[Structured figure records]

%%

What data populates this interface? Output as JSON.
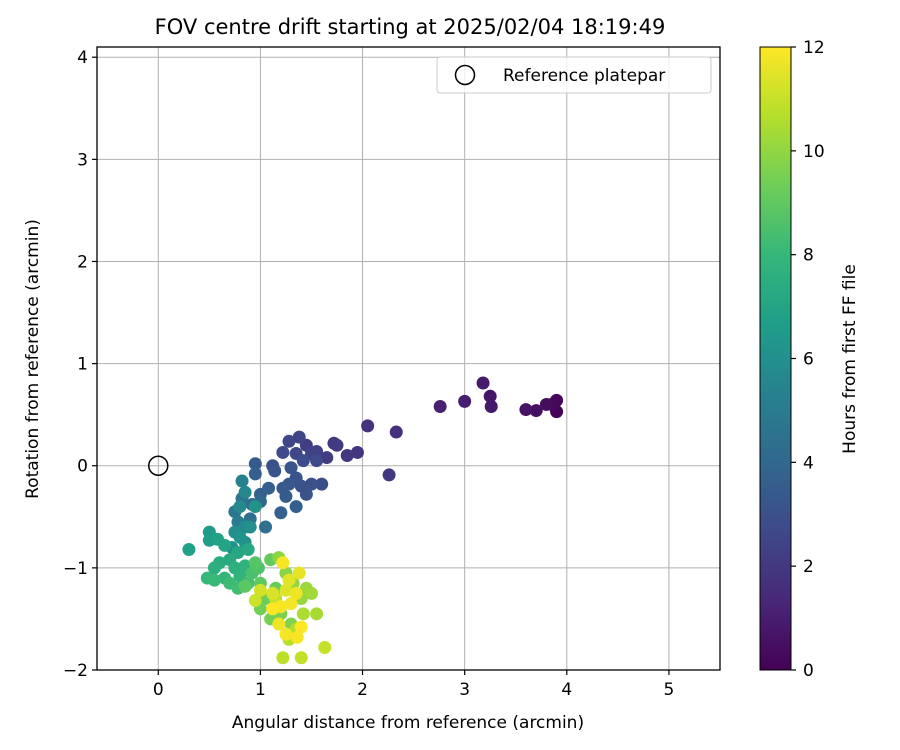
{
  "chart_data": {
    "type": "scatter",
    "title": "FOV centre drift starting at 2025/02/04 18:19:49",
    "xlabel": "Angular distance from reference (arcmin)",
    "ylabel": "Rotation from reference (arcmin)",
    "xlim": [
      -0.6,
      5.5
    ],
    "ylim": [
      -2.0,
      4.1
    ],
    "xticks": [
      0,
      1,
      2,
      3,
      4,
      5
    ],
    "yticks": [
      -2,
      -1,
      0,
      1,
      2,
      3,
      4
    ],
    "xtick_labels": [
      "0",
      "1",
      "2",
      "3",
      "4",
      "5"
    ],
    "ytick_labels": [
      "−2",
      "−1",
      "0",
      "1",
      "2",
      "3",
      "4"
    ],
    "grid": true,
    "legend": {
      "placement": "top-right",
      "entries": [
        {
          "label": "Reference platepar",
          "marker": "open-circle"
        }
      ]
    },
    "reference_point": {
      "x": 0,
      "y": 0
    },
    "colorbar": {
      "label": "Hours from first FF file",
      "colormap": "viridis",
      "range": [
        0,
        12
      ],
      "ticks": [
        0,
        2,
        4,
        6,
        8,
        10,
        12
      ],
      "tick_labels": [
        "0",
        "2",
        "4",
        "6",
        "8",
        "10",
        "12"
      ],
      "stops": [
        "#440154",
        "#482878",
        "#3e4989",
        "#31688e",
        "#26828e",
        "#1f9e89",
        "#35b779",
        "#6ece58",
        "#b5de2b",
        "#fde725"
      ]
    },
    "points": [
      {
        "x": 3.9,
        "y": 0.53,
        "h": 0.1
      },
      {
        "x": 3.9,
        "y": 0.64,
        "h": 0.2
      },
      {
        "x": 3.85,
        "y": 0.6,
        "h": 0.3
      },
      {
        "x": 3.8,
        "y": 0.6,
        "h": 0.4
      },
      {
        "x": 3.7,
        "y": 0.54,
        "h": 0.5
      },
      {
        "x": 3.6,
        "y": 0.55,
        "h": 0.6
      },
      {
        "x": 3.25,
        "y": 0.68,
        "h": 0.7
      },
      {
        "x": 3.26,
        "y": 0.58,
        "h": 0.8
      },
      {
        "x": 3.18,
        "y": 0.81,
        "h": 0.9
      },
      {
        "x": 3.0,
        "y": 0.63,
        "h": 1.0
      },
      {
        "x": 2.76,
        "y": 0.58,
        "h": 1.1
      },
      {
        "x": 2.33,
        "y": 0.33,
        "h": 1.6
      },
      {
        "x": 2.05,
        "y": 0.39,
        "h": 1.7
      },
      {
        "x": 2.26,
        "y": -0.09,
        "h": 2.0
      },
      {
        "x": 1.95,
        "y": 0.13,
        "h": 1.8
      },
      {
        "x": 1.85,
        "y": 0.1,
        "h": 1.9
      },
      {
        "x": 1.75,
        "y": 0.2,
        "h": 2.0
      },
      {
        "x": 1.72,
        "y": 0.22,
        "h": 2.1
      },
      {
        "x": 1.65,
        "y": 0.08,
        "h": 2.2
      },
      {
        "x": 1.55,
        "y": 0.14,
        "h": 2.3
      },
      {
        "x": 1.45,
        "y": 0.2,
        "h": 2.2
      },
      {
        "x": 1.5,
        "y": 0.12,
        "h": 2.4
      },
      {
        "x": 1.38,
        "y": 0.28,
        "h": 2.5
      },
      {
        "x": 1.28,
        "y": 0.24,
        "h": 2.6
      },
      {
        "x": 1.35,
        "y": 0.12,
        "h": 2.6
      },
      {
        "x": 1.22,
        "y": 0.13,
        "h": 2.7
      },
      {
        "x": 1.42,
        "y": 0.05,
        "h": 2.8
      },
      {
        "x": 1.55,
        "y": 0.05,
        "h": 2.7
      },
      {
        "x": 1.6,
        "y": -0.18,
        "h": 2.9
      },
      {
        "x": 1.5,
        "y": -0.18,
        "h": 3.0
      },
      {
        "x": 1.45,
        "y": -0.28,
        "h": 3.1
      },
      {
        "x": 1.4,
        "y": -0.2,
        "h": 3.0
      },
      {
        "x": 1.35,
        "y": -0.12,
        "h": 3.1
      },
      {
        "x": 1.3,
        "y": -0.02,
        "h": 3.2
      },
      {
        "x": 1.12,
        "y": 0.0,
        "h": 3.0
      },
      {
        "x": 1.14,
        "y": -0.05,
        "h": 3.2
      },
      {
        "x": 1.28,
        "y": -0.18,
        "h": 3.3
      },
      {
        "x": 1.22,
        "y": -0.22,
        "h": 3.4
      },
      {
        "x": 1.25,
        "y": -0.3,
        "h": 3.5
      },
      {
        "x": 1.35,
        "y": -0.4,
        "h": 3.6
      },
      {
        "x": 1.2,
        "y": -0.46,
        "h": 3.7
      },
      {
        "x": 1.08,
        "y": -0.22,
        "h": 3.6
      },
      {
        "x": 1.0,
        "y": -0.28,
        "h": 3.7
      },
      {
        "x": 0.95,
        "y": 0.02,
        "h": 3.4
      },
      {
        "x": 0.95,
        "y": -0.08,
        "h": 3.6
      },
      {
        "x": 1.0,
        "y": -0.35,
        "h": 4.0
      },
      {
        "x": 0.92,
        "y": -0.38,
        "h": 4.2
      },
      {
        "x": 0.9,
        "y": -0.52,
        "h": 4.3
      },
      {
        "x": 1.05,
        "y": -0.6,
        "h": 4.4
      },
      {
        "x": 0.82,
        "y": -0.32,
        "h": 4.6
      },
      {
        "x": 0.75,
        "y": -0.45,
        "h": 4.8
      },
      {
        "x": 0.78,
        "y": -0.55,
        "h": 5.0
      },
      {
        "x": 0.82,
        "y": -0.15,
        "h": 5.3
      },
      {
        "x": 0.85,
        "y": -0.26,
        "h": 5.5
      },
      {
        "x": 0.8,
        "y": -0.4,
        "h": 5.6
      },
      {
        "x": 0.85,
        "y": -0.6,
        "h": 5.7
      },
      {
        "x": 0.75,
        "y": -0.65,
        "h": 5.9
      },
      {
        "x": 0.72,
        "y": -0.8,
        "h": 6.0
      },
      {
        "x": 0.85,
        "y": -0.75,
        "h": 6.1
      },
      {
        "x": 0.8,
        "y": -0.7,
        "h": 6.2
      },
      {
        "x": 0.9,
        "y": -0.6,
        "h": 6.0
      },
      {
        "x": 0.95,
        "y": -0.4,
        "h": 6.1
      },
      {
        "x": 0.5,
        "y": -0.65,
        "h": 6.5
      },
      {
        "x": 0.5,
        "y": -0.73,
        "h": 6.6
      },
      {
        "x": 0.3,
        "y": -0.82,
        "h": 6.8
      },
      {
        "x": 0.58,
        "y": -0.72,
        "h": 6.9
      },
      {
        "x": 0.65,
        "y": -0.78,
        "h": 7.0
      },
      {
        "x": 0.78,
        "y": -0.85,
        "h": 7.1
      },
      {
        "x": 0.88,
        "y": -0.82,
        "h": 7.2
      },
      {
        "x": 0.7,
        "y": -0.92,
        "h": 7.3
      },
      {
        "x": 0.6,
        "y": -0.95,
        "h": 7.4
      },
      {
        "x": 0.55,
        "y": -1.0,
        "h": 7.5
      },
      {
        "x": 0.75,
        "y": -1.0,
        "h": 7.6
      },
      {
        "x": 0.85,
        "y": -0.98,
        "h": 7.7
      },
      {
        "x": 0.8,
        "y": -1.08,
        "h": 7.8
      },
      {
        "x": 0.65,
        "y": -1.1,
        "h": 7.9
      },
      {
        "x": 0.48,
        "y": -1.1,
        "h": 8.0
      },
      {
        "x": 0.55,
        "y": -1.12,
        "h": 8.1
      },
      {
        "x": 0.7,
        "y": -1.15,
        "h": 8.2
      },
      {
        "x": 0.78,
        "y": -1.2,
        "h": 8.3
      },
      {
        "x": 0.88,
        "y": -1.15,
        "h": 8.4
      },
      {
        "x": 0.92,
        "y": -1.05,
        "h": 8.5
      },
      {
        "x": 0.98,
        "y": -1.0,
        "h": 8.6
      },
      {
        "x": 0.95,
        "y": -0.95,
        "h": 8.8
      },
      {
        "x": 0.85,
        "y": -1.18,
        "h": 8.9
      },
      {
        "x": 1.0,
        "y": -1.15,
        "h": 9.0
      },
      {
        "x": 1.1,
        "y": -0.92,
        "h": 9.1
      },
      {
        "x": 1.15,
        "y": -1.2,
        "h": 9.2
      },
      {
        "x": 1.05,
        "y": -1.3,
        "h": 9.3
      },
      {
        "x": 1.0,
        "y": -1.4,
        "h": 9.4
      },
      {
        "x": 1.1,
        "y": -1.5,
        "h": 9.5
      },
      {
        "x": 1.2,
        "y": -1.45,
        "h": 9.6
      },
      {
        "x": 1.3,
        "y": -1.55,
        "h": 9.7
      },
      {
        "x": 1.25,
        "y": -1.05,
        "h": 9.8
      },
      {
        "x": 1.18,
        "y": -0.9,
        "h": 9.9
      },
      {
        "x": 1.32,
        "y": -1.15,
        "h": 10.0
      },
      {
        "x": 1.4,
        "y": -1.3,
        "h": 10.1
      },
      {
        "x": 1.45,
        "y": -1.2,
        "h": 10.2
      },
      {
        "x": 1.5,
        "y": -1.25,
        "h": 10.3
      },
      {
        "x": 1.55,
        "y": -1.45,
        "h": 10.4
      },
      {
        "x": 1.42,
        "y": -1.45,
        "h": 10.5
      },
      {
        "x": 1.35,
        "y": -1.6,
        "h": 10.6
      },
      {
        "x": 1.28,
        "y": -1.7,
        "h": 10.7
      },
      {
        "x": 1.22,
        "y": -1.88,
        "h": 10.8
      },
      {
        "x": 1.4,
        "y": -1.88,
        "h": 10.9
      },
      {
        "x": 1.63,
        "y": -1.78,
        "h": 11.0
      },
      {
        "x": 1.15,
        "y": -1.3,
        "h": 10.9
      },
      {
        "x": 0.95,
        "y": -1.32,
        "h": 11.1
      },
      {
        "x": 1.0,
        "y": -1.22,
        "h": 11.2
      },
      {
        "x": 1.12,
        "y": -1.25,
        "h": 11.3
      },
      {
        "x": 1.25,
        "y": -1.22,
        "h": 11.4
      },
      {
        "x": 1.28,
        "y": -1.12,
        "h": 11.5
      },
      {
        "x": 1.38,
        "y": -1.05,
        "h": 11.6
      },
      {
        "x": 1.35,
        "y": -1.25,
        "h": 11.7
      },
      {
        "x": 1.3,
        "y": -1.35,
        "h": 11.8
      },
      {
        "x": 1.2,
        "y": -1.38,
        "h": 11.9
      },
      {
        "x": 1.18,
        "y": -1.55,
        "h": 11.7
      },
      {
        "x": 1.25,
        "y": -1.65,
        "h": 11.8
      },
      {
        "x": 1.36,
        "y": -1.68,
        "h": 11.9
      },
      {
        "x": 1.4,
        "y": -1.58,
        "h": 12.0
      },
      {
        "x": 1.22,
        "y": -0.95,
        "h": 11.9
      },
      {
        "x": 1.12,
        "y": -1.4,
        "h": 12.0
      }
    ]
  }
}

%%

| Problem to solve |
Locate all lines in the listing above with the word "arcmin". Copy them.

| Full solution |
    "xlabel": "Angular distance from reference (arcmin)",
    "ylabel": "Rotation from reference (arcmin)",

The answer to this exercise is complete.